• [Set problem]: Without the pictures, return each record as it appears.

• [Entries]:
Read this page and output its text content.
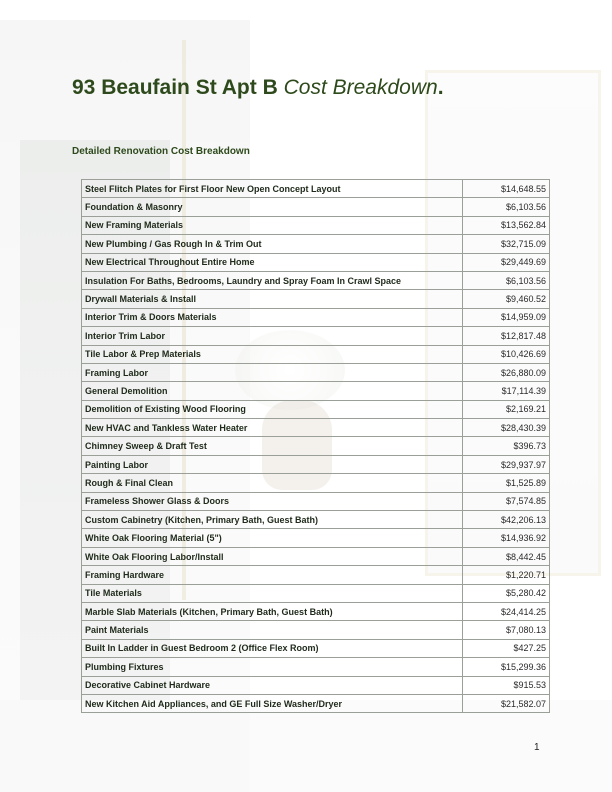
93 Beaufain St Apt B Cost Breakdown.
Detailed Renovation Cost Breakdown
Steel Flitch Plates for First Floor New Open Concept Layout	$14,648.55
Foundation & Masonry	$6,103.56
New Framing Materials	$13,562.84
New Plumbing / Gas Rough In & Trim Out	$32,715.09
New Electrical Throughout Entire Home	$29,449.69
Insulation For Baths, Bedrooms, Laundry and Spray Foam In Crawl Space	$6,103.56
Drywall Materials & Install	$9,460.52
Interior Trim & Doors Materials	$14,959.09
Interior Trim Labor	$12,817.48
Tile Labor & Prep Materials	$10,426.69
Framing Labor	$26,880.09
General Demolition	$17,114.39
Demolition of Existing Wood Flooring	$2,169.21
New HVAC and Tankless Water Heater	$28,430.39
Chimney Sweep & Draft Test	$396.73
Painting Labor	$29,937.97
Rough & Final Clean	$1,525.89
Frameless Shower Glass & Doors	$7,574.85
Custom Cabinetry (Kitchen, Primary Bath, Guest Bath)	$42,206.13
White Oak Flooring Material (5")	$14,936.92
White Oak Flooring Labor/Install	$8,442.45
Framing Hardware	$1,220.71
Tile Materials	$5,280.42
Marble Slab Materials (Kitchen, Primary Bath, Guest Bath)	$24,414.25
Paint Materials	$7,080.13
Built In Ladder in Guest Bedroom 2 (Office Flex Room)	$427.25
Plumbing Fixtures	$15,299.36
Decorative Cabinet Hardware	$915.53
New Kitchen Aid Appliances, and GE Full Size Washer/Dryer	$21,582.07
1
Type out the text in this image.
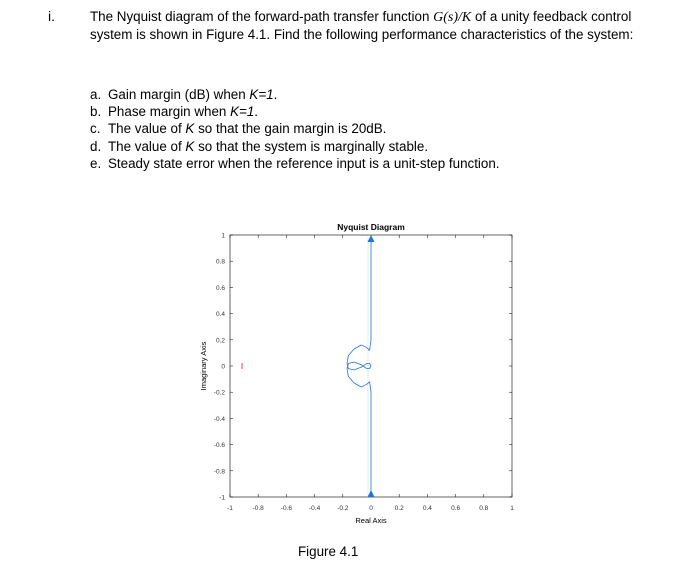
i.	The Nyquist diagram of the forward-path transfer function G(s)/K of a unity feedback control system is shown in Figure 4.1. Find the following performance characteristics of the system:
a. Gain margin (dB) when K=1.
b. Phase margin when K=1.
c. The value of K so that the gain margin is 20dB.
d. The value of K so that the system is marginally stable.
e. Steady state error when the reference input is a unit-step function.
Nyquist Diagram
Real Axis
Imaginary Axis
-1	-0.8	-0.6	-0.4	-0.2	0	0.2	0.4	0.6	0.8	1
1
0.8
0.6
0.4
0.2
0
-0.2
-0.4
-0.6
-0.8
-1
Figure 4.1
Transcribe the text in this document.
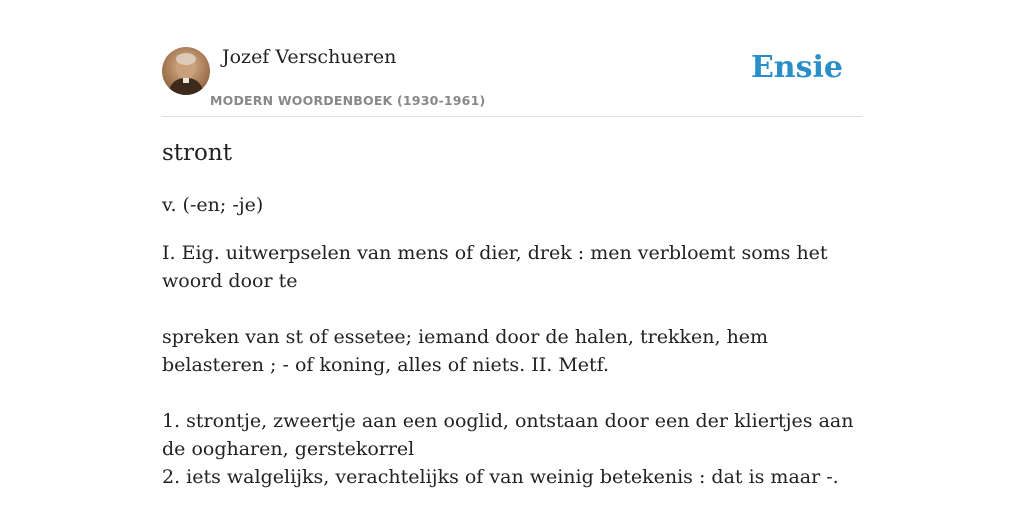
Jozef Verschueren
MODERN WOORDENBOEK (1930-1961)
Ensie
stront
v. (-en; -je)

I. Eig. uitwerpselen van mens of dier, drek : men verbloemt soms het woord door te

spreken van st of essetee; iemand door de halen, trekken, hem belasteren ; - of koning, alles of niets. II. Metf.

1. strontje, zweertje aan een ooglid, ontstaan door een der kliertjes aan de oogharen, gerstekorrel

2. iets walgelijks, verachtelijks of van weinig betekenis : dat is maar -.
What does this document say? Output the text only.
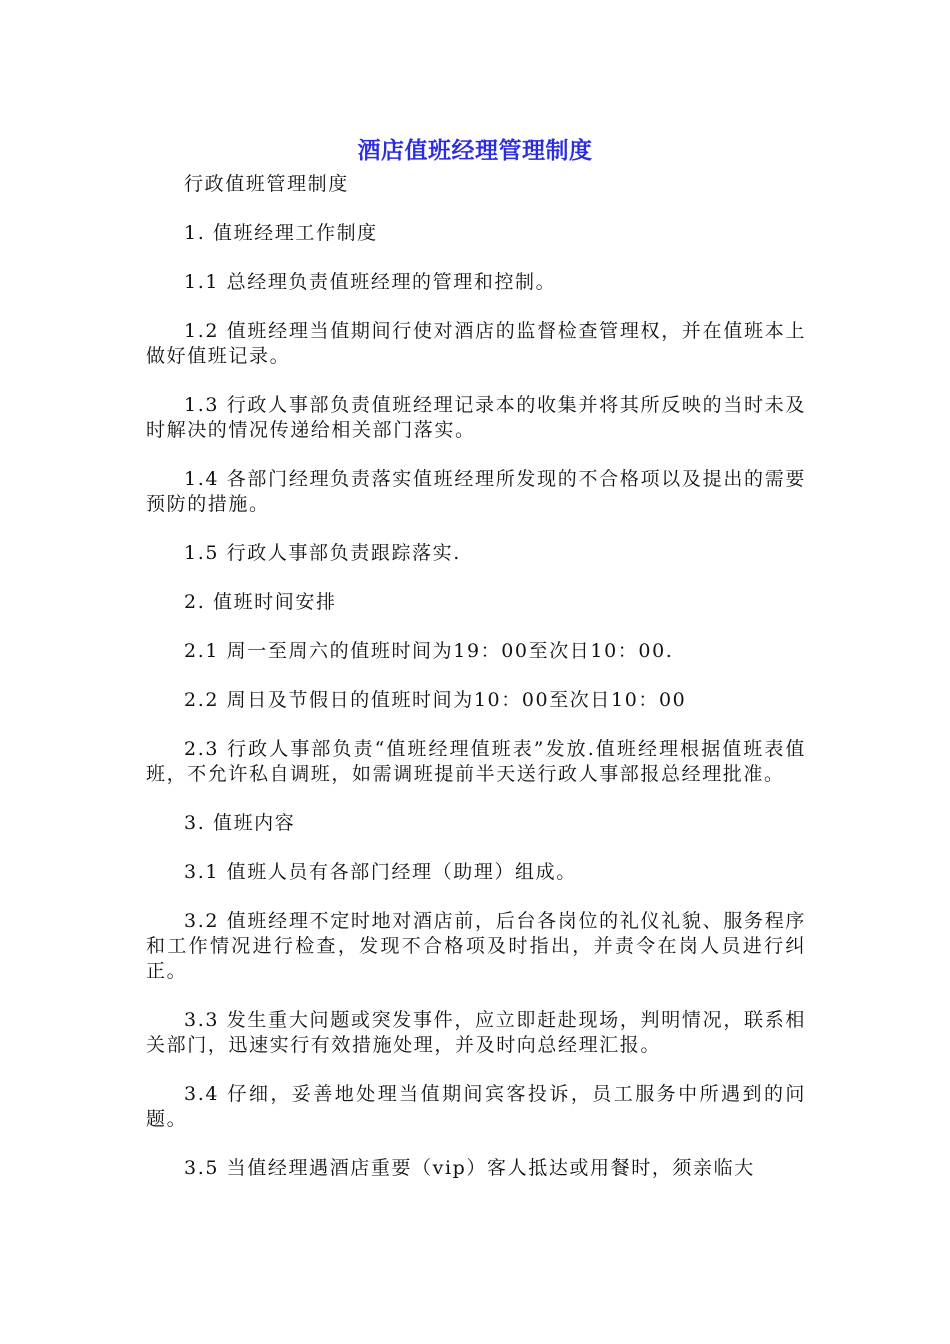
酒店值班经理管理制度

行政值班管理制度

1. 值班经理工作制度

1.1 总经理负责值班经理的管理和控制。

1.2 值班经理当值期间行使对酒店的监督检查管理权，并在值班本上做好值班记录。

1.3 行政人事部负责值班经理记录本的收集并将其所反映的当时未及时解决的情况传递给相关部门落实。

1.4 各部门经理负责落实值班经理所发现的不合格项以及提出的需要预防的措施。

1.5 行政人事部负责跟踪落实.

2. 值班时间安排

2.1 周一至周六的值班时间为19：00至次日10：00.

2.2 周日及节假日的值班时间为10：00至次日10：00

2.3 行政人事部负责“值班经理值班表”发放.值班经理根据值班表值班，不允许私自调班，如需调班提前半天送行政人事部报总经理批准。

3. 值班内容

3.1 值班人员有各部门经理（助理）组成。

3.2 值班经理不定时地对酒店前，后台各岗位的礼仪礼貌、服务程序和工作情况进行检查，发现不合格项及时指出，并责令在岗人员进行纠正。

3.3 发生重大问题或突发事件，应立即赶赴现场，判明情况，联系相关部门，迅速实行有效措施处理，并及时向总经理汇报。

3.4 仔细，妥善地处理当值期间宾客投诉，员工服务中所遇到的问题。

3.5 当值经理遇酒店重要（vip）客人抵达或用餐时，须亲临大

• [Result for this exercise]:
Read this page and output its text content.
93 Beaufain St Apt B Cost Breakdown.
Detailed Renovation Cost Breakdown
Steel Flitch Plates for First Floor New Open Concept Layout	$14,648.55
Foundation & Masonry	$6,103.56
New Framing Materials	$13,562.84
New Plumbing / Gas Rough In & Trim Out	$32,715.09
New Electrical Throughout Entire Home	$29,449.69
Insulation For Baths, Bedrooms, Laundry and Spray Foam In Crawl Space	$6,103.56
Drywall Materials & Install	$9,460.52
Interior Trim & Doors Materials	$14,959.09
Interior Trim Labor	$12,817.48
Tile Labor & Prep Materials	$10,426.69
Framing Labor	$26,880.09
General Demolition	$17,114.39
Demolition of Existing Wood Flooring	$2,169.21
New HVAC and Tankless Water Heater	$28,430.39
Chimney Sweep & Draft Test	$396.73
Painting Labor	$29,937.97
Rough & Final Clean	$1,525.89
Frameless Shower Glass & Doors	$7,574.85
Custom Cabinetry (Kitchen, Primary Bath, Guest Bath)	$42,206.13
White Oak Flooring Material (5")	$14,936.92
White Oak Flooring Labor/Install	$8,442.45
Framing Hardware	$1,220.71
Tile Materials	$5,280.42
Marble Slab Materials (Kitchen, Primary Bath, Guest Bath)	$24,414.25
Paint Materials	$7,080.13
Built In Ladder in Guest Bedroom 2 (Office Flex Room)	$427.25
Plumbing Fixtures	$15,299.36
Decorative Cabinet Hardware	$915.53
New Kitchen Aid Appliances, and GE Full Size Washer/Dryer	$21,582.07
1
Type out the text in this image.
i.	The Nyquist diagram of the forward-path transfer function G(s)/K of a unity feedback control system is shown in Figure 4.1. Find the following performance characteristics of the system:
a. Gain margin (dB) when K=1.
b. Phase margin when K=1.
c. The value of K so that the gain margin is 20dB.
d. The value of K so that the system is marginally stable.
e. Steady state error when the reference input is a unit-step function.
Nyquist Diagram
Real Axis
Imaginary Axis
-1	-0.8	-0.6	-0.4	-0.2	0	0.2	0.4	0.6	0.8	1
1
0.8
0.6
0.4
0.2
0
-0.2
-0.4
-0.6
-0.8
-1
Figure 4.1
Transcribe the text in this document.
Jozef Verschueren
MODERN WOORDENBOEK (1930-1961)
Ensie
stront
v. (-en; -je)

I. Eig. uitwerpselen van mens of dier, drek : men verbloemt soms het woord door te

spreken van st of essetee; iemand door de halen, trekken, hem belasteren ; - of koning, alles of niets. II. Metf.

1. strontje, zweertje aan een ooglid, ontstaan door een der kliertjes aan de oogharen, gerstekorrel

2. iets walgelijks, verachtelijks of van weinig betekenis : dat is maar -.
What does this document say? Output the text only.
酒店值班经理管理制度

行政值班管理制度

1. 值班经理工作制度

1.1 总经理负责值班经理的管理和控制。

1.2 值班经理当值期间行使对酒店的监督检查管理权，并在值班本上做好值班记录。

1.3 行政人事部负责值班经理记录本的收集并将其所反映的当时未及时解决的情况传递给相关部门落实。

1.4 各部门经理负责落实值班经理所发现的不合格项以及提出的需要预防的措施。

1.5 行政人事部负责跟踪落实.

2. 值班时间安排

2.1 周一至周六的值班时间为19：00至次日10：00.

2.2 周日及节假日的值班时间为10：00至次日10：00

2.3 行政人事部负责“值班经理值班表”发放.值班经理根据值班表值班，不允许私自调班，如需调班提前半天送行政人事部报总经理批准。

3. 值班内容

3.1 值班人员有各部门经理（助理）组成。

3.2 值班经理不定时地对酒店前，后台各岗位的礼仪礼貌、服务程序和工作情况进行检查，发现不合格项及时指出，并责令在岗人员进行纠正。

3.3 发生重大问题或突发事件，应立即赶赴现场，判明情况，联系相关部门，迅速实行有效措施处理，并及时向总经理汇报。

3.4 仔细，妥善地处理当值期间宾客投诉，员工服务中所遇到的问题。

3.5 当值经理遇酒店重要（vip）客人抵达或用餐时，须亲临大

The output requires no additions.